*Task description*. Transcribe the material verbatim in full; the pictures do not belong in the copy.
--- BEGIN Information shown ---
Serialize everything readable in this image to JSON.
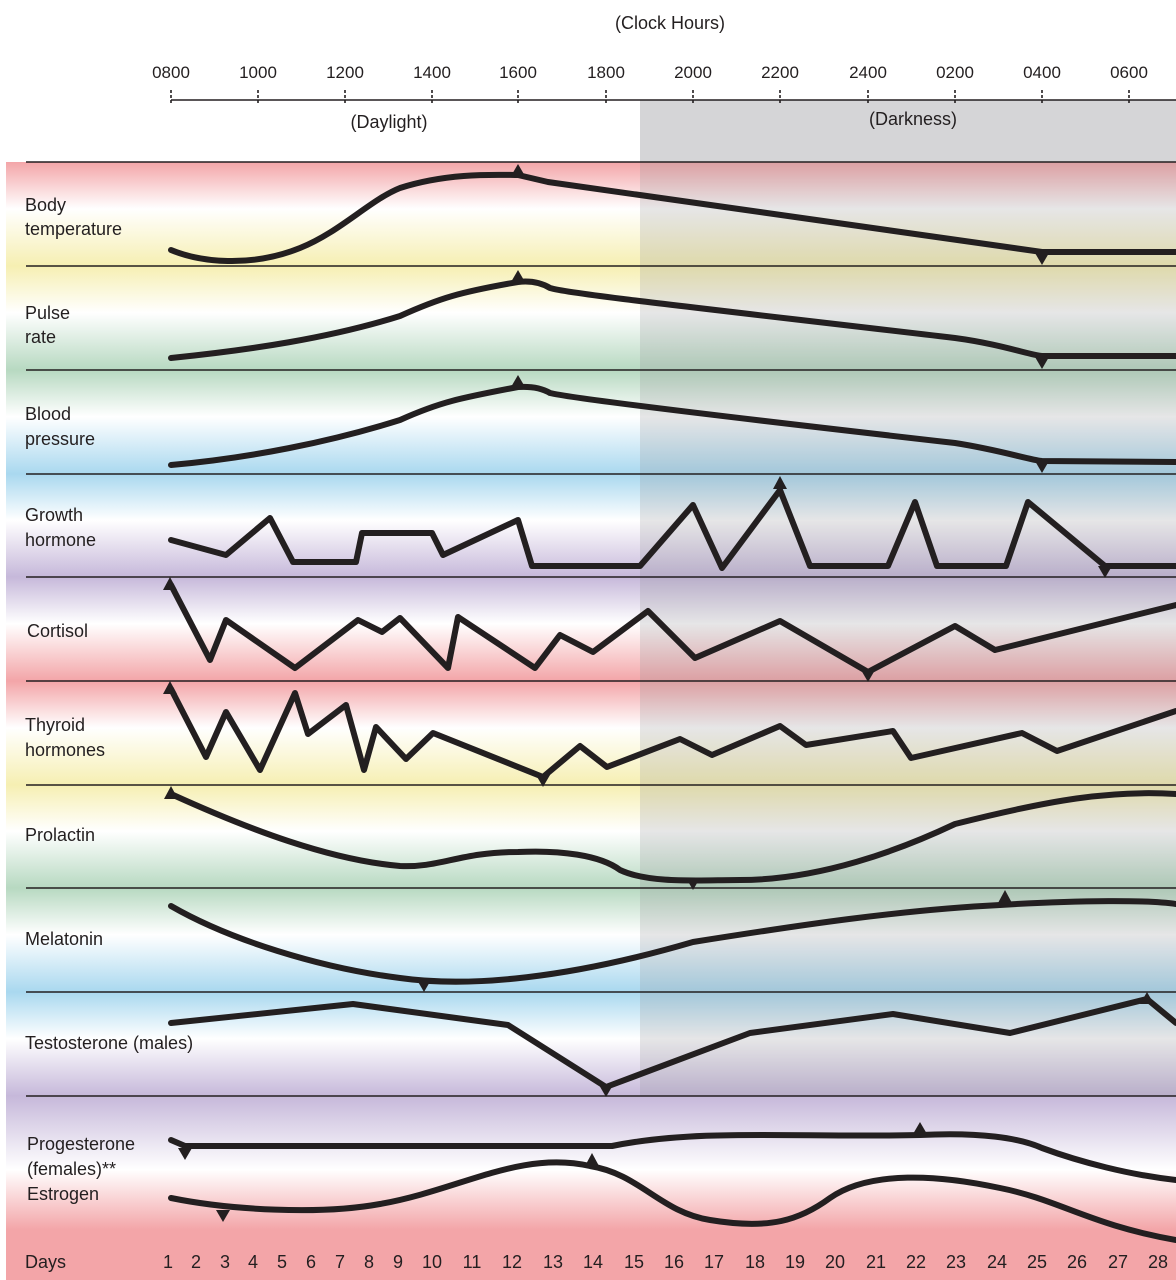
{
  "header": {
    "clock_label": "(Clock Hours)",
    "hours": [
      "0800",
      "1000",
      "1200",
      "1400",
      "1600",
      "1800",
      "2000",
      "2200",
      "2400",
      "0200",
      "0400",
      "0600"
    ],
    "daylight_label": "(Daylight)",
    "darkness_label": "(Darkness)"
  },
  "rows": [
    {
      "lines": [
        "Body",
        "temperature"
      ]
    },
    {
      "lines": [
        "Pulse",
        "rate"
      ]
    },
    {
      "lines": [
        "Blood",
        "pressure"
      ]
    },
    {
      "lines": [
        "Growth",
        "hormone"
      ]
    },
    {
      "lines": [
        "Cortisol"
      ]
    },
    {
      "lines": [
        "Thyroid",
        "hormones"
      ]
    },
    {
      "lines": [
        "Prolactin"
      ]
    },
    {
      "lines": [
        "Melatonin"
      ]
    },
    {
      "lines": [
        "Testosterone (males)"
      ]
    },
    {
      "lines": [
        "Progesterone",
        "(females)**",
        "Estrogen"
      ]
    }
  ],
  "days": {
    "label": "Days",
    "values": [
      "1",
      "2",
      "3",
      "4",
      "5",
      "6",
      "7",
      "8",
      "9",
      "10",
      "11",
      "12",
      "13",
      "14",
      "15",
      "16",
      "17",
      "18",
      "19",
      "20",
      "21",
      "22",
      "23",
      "24",
      "25",
      "26",
      "27",
      "28"
    ]
  },
  "colors": {
    "darkness_band": "#d5d5d7",
    "red": "#f3a5a8",
    "yellow": "#f6efb2",
    "green": "#b7d9c1",
    "blue": "#a9d8ef",
    "purple": "#c6b8da",
    "curve": "#231f20"
  }
}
--- END Information shown ---
*Solution to the exercise*.
Serialize everything readable in this image to JSON.
{
  "header": {
    "clock_label": "(Clock Hours)",
    "hours": [
      "0800",
      "1000",
      "1200",
      "1400",
      "1600",
      "1800",
      "2000",
      "2200",
      "2400",
      "0200",
      "0400",
      "0600"
    ],
    "daylight_label": "(Daylight)",
    "darkness_label": "(Darkness)"
  },
  "rows": [
    {
      "lines": [
        "Body",
        "temperature"
      ]
    },
    {
      "lines": [
        "Pulse",
        "rate"
      ]
    },
    {
      "lines": [
        "Blood",
        "pressure"
      ]
    },
    {
      "lines": [
        "Growth",
        "hormone"
      ]
    },
    {
      "lines": [
        "Cortisol"
      ]
    },
    {
      "lines": [
        "Thyroid",
        "hormones"
      ]
    },
    {
      "lines": [
        "Prolactin"
      ]
    },
    {
      "lines": [
        "Melatonin"
      ]
    },
    {
      "lines": [
        "Testosterone (males)"
      ]
    },
    {
      "lines": [
        "Progesterone",
        "(females)**",
        "Estrogen"
      ]
    }
  ],
  "days": {
    "label": "Days",
    "values": [
      "1",
      "2",
      "3",
      "4",
      "5",
      "6",
      "7",
      "8",
      "9",
      "10",
      "11",
      "12",
      "13",
      "14",
      "15",
      "16",
      "17",
      "18",
      "19",
      "20",
      "21",
      "22",
      "23",
      "24",
      "25",
      "26",
      "27",
      "28"
    ]
  },
  "colors": {
    "darkness_band": "#d5d5d7",
    "red": "#f3a5a8",
    "yellow": "#f6efb2",
    "green": "#b7d9c1",
    "blue": "#a9d8ef",
    "purple": "#c6b8da",
    "curve": "#231f20"
  }
}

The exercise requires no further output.